EXERCISE DATA>

★ ★ ★ ★ ★

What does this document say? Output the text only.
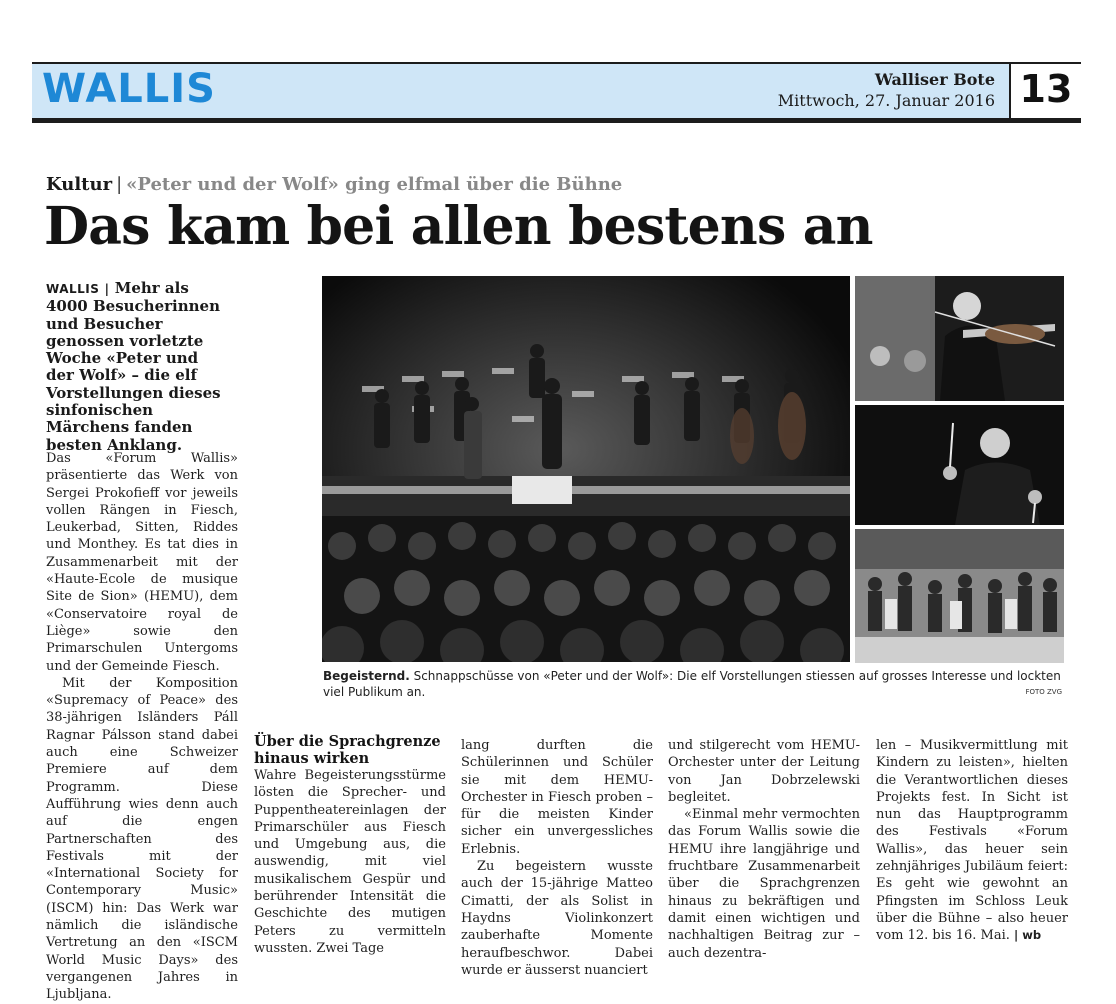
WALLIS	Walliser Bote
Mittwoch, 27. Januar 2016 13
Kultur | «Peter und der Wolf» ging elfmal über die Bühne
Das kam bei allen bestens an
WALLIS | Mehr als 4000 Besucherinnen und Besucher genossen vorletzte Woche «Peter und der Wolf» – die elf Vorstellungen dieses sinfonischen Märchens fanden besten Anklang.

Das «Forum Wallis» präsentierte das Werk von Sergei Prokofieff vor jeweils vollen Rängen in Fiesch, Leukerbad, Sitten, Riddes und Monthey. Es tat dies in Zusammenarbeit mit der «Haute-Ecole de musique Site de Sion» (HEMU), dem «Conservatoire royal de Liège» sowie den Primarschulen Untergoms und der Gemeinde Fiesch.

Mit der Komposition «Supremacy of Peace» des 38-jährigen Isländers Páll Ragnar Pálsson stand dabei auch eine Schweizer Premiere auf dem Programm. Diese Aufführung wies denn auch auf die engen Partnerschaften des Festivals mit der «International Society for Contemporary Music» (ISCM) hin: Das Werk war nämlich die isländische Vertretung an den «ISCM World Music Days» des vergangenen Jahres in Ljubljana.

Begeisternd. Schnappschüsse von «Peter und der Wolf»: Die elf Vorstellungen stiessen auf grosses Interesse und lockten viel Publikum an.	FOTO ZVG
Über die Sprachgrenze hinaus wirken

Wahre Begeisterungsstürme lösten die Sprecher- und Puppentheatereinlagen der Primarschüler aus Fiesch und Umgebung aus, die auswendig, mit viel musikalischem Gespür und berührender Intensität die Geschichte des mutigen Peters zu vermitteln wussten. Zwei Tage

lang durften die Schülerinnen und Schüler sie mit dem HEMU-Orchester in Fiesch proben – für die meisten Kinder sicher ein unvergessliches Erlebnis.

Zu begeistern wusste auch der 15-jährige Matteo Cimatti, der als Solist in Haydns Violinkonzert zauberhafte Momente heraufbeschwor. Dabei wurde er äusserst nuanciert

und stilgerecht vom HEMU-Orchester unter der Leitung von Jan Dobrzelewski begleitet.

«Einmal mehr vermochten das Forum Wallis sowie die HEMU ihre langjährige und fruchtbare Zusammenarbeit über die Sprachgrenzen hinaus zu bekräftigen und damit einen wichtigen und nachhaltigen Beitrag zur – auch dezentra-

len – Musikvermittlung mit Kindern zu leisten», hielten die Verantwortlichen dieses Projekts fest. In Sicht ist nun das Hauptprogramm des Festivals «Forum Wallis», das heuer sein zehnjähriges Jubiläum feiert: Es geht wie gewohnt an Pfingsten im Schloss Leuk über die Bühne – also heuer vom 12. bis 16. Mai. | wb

★ ★ ★ ★ ★

Every line of the data should be copied as it stands, without the images.

WRITTEN SOLUTION>
What does this document say? Output the text only.
WALLIS	Walliser Bote
Mittwoch, 27. Januar 2016 13
Kultur | «Peter und der Wolf» ging elfmal über die Bühne
Das kam bei allen bestens an
WALLIS | Mehr als 4000 Besucherinnen und Besucher genossen vorletzte Woche «Peter und der Wolf» – die elf Vorstellungen dieses sinfonischen Märchens fanden besten Anklang.

Das «Forum Wallis» präsentierte das Werk von Sergei Prokofieff vor jeweils vollen Rängen in Fiesch, Leukerbad, Sitten, Riddes und Monthey. Es tat dies in Zusammenarbeit mit der «Haute-Ecole de musique Site de Sion» (HEMU), dem «Conservatoire royal de Liège» sowie den Primarschulen Untergoms und der Gemeinde Fiesch.

Mit der Komposition «Supremacy of Peace» des 38-jährigen Isländers Páll Ragnar Pálsson stand dabei auch eine Schweizer Premiere auf dem Programm. Diese Aufführung wies denn auch auf die engen Partnerschaften des Festivals mit der «International Society for Contemporary Music» (ISCM) hin: Das Werk war nämlich die isländische Vertretung an den «ISCM World Music Days» des vergangenen Jahres in Ljubljana.

Begeisternd. Schnappschüsse von «Peter und der Wolf»: Die elf Vorstellungen stiessen auf grosses Interesse und lockten viel Publikum an.	FOTO ZVG
Über die Sprachgrenze hinaus wirken

Wahre Begeisterungsstürme lösten die Sprecher- und Puppentheatereinlagen der Primarschüler aus Fiesch und Umgebung aus, die auswendig, mit viel musikalischem Gespür und berührender Intensität die Geschichte des mutigen Peters zu vermitteln wussten. Zwei Tage

lang durften die Schülerinnen und Schüler sie mit dem HEMU-Orchester in Fiesch proben – für die meisten Kinder sicher ein unvergessliches Erlebnis.

Zu begeistern wusste auch der 15-jährige Matteo Cimatti, der als Solist in Haydns Violinkonzert zauberhafte Momente heraufbeschwor. Dabei wurde er äusserst nuanciert

und stilgerecht vom HEMU-Orchester unter der Leitung von Jan Dobrzelewski begleitet.

«Einmal mehr vermochten das Forum Wallis sowie die HEMU ihre langjährige und fruchtbare Zusammenarbeit über die Sprachgrenzen hinaus zu bekräftigen und damit einen wichtigen und nachhaltigen Beitrag zur – auch dezentra-

len – Musikvermittlung mit Kindern zu leisten», hielten die Verantwortlichen dieses Projekts fest. In Sicht ist nun das Hauptprogramm des Festivals «Forum Wallis», das heuer sein zehnjähriges Jubiläum feiert: Es geht wie gewohnt an Pfingsten im Schloss Leuk über die Bühne – also heuer vom 12. bis 16. Mai. | wb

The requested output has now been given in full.